● **WORK TO DO**
Where a line of the material contains the string "ADMINISTRATIVA", copy that line.

● **SUPPLIED RECORDS**
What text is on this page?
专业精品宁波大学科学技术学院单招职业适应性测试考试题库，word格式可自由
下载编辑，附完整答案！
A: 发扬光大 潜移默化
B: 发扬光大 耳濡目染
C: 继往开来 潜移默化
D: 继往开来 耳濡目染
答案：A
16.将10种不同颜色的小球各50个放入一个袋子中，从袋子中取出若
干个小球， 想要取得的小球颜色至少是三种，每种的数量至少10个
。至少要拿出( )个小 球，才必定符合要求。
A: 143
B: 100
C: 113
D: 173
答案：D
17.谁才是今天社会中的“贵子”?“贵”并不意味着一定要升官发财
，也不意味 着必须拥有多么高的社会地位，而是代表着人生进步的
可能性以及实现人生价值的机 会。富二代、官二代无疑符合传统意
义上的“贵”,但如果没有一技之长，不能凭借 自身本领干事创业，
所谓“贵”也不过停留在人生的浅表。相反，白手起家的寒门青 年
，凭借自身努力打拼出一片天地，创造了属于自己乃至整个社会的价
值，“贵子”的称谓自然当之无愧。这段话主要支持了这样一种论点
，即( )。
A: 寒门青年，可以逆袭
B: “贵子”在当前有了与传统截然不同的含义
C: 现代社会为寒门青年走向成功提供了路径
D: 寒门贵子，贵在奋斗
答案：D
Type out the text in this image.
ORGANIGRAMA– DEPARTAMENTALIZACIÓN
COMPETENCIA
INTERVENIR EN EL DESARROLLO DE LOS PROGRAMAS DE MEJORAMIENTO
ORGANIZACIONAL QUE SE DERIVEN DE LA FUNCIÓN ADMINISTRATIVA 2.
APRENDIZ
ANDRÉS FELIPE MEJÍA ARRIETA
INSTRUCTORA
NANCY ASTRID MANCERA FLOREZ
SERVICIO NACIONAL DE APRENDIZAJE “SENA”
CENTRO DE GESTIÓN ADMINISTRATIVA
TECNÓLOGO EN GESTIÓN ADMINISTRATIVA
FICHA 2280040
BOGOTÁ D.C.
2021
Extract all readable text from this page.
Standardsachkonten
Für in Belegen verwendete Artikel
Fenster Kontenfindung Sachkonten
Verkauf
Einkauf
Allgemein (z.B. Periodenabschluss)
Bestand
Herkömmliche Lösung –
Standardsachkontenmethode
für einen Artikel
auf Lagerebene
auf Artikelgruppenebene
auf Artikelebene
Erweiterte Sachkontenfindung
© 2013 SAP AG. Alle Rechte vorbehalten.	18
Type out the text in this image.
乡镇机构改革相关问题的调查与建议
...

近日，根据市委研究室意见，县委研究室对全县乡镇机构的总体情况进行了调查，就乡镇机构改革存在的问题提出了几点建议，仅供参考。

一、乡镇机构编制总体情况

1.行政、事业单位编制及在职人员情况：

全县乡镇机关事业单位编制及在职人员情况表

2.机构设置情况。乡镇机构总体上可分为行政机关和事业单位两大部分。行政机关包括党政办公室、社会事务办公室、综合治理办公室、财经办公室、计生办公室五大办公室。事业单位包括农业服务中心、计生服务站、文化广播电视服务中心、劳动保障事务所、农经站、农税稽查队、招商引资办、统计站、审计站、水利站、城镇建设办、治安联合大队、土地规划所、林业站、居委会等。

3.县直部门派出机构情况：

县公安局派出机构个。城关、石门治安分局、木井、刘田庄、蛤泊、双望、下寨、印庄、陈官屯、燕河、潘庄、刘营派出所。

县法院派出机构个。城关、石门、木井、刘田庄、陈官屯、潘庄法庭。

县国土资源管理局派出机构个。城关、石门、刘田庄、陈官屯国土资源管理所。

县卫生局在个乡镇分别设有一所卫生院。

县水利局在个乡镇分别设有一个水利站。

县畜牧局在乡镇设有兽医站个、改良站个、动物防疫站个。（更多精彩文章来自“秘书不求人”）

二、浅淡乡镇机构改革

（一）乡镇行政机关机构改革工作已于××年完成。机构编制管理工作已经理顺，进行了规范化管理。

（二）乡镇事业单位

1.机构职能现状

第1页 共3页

● **EXERCISE OUTPUT**
ORGANIZACIONAL QUE SE DERIVEN DE LA FUNCIÓN ADMINISTRATIVA 2.
CENTRO DE GESTIÓN ADMINISTRATIVA
TECNÓLOGO EN GESTIÓN ADMINISTRATIVA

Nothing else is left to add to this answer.